**EXERCISE BRIEF:** Copy the data exactly; pictures stay out of the copy.
==== STORED DATA
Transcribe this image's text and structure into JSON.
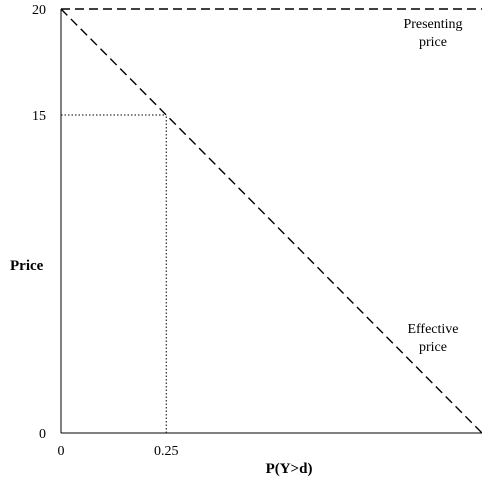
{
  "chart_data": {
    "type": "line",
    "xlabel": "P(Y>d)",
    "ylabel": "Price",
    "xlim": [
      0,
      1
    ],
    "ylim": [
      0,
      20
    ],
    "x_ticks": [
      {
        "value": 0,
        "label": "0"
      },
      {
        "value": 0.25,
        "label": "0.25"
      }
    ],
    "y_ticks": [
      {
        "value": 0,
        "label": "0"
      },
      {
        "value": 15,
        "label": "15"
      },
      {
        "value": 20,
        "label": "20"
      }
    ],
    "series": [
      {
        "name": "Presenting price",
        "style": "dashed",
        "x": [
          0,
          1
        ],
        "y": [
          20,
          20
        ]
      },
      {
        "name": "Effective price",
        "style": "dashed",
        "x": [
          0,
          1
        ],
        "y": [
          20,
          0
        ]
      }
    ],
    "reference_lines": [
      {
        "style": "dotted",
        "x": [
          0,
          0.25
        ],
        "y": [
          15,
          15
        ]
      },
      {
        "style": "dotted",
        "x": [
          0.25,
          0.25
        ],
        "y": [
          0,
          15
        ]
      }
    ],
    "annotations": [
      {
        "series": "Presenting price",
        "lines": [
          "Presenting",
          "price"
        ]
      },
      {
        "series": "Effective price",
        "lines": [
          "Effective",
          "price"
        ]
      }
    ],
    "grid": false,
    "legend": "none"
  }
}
========
**TASK RESULT:**
Transcribe this image's text and structure into JSON.
{
  "chart_data": {
    "type": "line",
    "xlabel": "P(Y>d)",
    "ylabel": "Price",
    "xlim": [
      0,
      1
    ],
    "ylim": [
      0,
      20
    ],
    "x_ticks": [
      {
        "value": 0,
        "label": "0"
      },
      {
        "value": 0.25,
        "label": "0.25"
      }
    ],
    "y_ticks": [
      {
        "value": 0,
        "label": "0"
      },
      {
        "value": 15,
        "label": "15"
      },
      {
        "value": 20,
        "label": "20"
      }
    ],
    "series": [
      {
        "name": "Presenting price",
        "style": "dashed",
        "x": [
          0,
          1
        ],
        "y": [
          20,
          20
        ]
      },
      {
        "name": "Effective price",
        "style": "dashed",
        "x": [
          0,
          1
        ],
        "y": [
          20,
          0
        ]
      }
    ],
    "reference_lines": [
      {
        "style": "dotted",
        "x": [
          0,
          0.25
        ],
        "y": [
          15,
          15
        ]
      },
      {
        "style": "dotted",
        "x": [
          0.25,
          0.25
        ],
        "y": [
          0,
          15
        ]
      }
    ],
    "annotations": [
      {
        "series": "Presenting price",
        "lines": [
          "Presenting",
          "price"
        ]
      },
      {
        "series": "Effective price",
        "lines": [
          "Effective",
          "price"
        ]
      }
    ],
    "grid": false,
    "legend": "none"
  }
}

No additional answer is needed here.